Collection entries
[BEGIN]

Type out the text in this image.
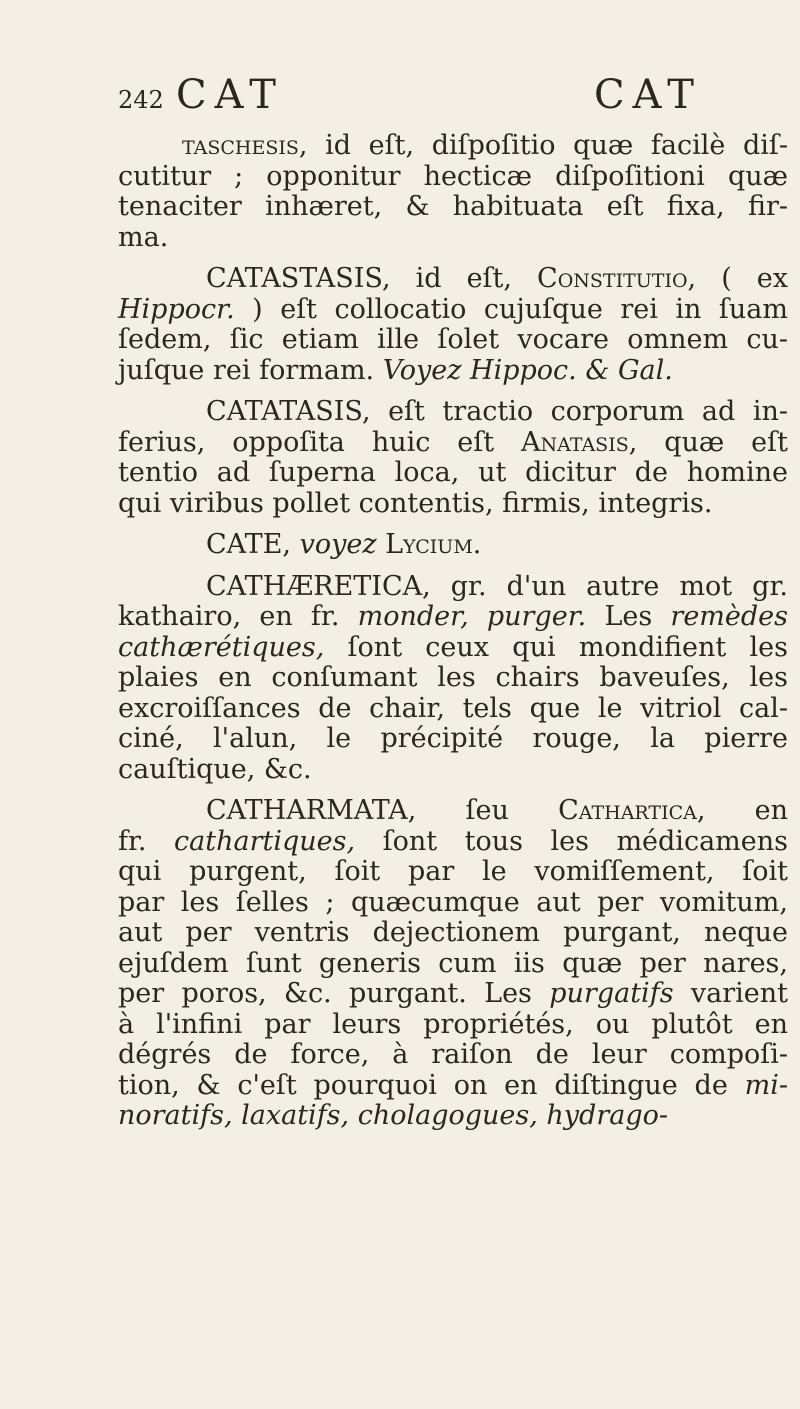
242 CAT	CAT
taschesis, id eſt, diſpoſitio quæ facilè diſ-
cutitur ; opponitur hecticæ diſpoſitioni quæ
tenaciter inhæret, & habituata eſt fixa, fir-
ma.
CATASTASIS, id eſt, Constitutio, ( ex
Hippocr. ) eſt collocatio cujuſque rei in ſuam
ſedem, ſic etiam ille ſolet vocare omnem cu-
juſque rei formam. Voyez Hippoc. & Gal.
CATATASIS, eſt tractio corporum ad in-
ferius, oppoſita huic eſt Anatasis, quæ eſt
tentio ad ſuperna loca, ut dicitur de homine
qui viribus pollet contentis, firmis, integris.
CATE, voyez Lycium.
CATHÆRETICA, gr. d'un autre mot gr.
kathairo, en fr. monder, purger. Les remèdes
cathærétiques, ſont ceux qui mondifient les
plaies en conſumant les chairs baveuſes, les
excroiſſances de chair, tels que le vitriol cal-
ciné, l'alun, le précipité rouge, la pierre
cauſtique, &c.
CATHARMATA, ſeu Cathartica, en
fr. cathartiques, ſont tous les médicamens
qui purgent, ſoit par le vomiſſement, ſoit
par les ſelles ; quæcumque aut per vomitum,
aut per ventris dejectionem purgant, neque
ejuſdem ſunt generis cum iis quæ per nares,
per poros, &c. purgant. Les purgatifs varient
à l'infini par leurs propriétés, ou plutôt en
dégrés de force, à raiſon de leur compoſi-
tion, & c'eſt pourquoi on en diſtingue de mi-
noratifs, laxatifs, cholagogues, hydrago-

[END]

◆ **Problem to work on**
Using the material above, set down every line exactly, but skip the pictures.

◆ **Completed exercise**
Type out the text in this image.
242 CAT	CAT
taschesis, id eſt, diſpoſitio quæ facilè diſ-
cutitur ; opponitur hecticæ diſpoſitioni quæ
tenaciter inhæret, & habituata eſt fixa, fir-
ma.
CATASTASIS, id eſt, Constitutio, ( ex
Hippocr. ) eſt collocatio cujuſque rei in ſuam
ſedem, ſic etiam ille ſolet vocare omnem cu-
juſque rei formam. Voyez Hippoc. & Gal.
CATATASIS, eſt tractio corporum ad in-
ferius, oppoſita huic eſt Anatasis, quæ eſt
tentio ad ſuperna loca, ut dicitur de homine
qui viribus pollet contentis, firmis, integris.
CATE, voyez Lycium.
CATHÆRETICA, gr. d'un autre mot gr.
kathairo, en fr. monder, purger. Les remèdes
cathærétiques, ſont ceux qui mondifient les
plaies en conſumant les chairs baveuſes, les
excroiſſances de chair, tels que le vitriol cal-
ciné, l'alun, le précipité rouge, la pierre
cauſtique, &c.
CATHARMATA, ſeu Cathartica, en
fr. cathartiques, ſont tous les médicamens
qui purgent, ſoit par le vomiſſement, ſoit
par les ſelles ; quæcumque aut per vomitum,
aut per ventris dejectionem purgant, neque
ejuſdem ſunt generis cum iis quæ per nares,
per poros, &c. purgant. Les purgatifs varient
à l'infini par leurs propriétés, ou plutôt en
dégrés de force, à raiſon de leur compoſi-
tion, & c'eſt pourquoi on en diſtingue de mi-
noratifs, laxatifs, cholagogues, hydrago-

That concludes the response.